What the task requires. Take each line that has the word "Every" and return it.

════════════════

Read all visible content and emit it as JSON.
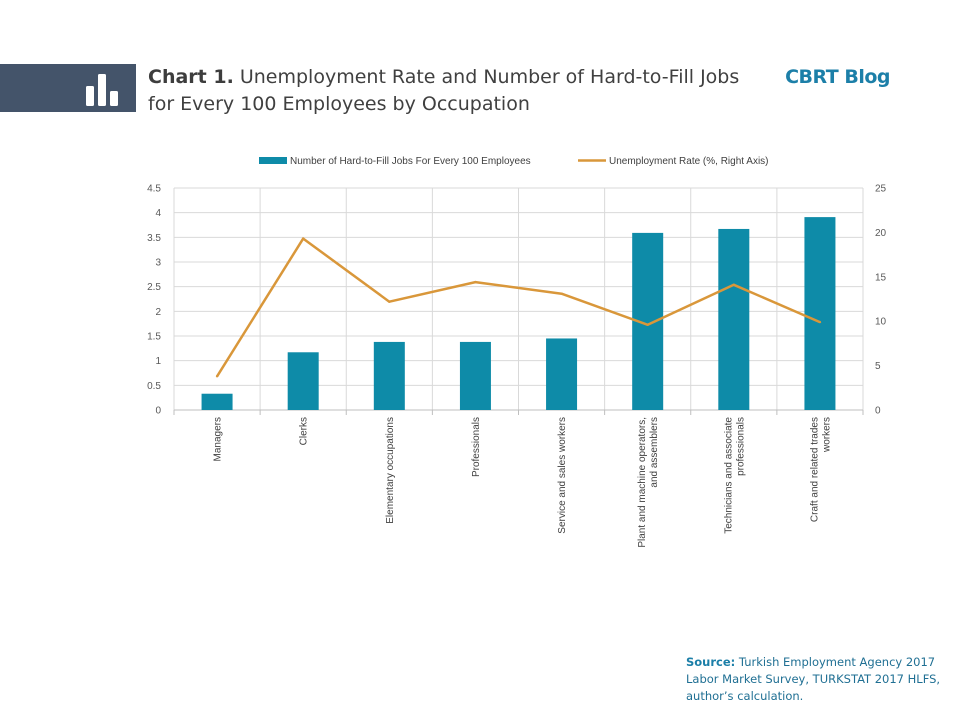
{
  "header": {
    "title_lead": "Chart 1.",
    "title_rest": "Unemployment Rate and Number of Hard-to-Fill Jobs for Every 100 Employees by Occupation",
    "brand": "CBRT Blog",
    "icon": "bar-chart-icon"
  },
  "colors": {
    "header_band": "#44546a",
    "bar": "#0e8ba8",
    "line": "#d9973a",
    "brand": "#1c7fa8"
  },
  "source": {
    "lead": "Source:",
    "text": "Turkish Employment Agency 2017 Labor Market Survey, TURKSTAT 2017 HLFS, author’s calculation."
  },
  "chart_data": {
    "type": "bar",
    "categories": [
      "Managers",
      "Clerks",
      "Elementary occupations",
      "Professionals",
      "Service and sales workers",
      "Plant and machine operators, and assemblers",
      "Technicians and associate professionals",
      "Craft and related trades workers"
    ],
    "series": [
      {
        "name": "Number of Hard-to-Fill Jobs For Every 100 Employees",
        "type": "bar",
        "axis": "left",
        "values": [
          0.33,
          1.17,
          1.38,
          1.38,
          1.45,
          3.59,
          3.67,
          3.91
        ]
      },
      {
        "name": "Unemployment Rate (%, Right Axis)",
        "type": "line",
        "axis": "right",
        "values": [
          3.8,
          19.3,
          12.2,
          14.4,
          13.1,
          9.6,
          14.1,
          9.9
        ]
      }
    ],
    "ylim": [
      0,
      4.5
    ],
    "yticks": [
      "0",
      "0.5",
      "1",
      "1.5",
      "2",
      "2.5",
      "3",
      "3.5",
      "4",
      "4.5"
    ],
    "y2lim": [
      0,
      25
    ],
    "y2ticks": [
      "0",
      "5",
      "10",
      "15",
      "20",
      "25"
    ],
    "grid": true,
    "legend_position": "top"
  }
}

════════════════

Response for this exercise.
    "title_rest": "Unemployment Rate and Number of Hard-to-Fill Jobs for Every 100 Employees by Occupation",
        "name": "Number of Hard-to-Fill Jobs For Every 100 Employees",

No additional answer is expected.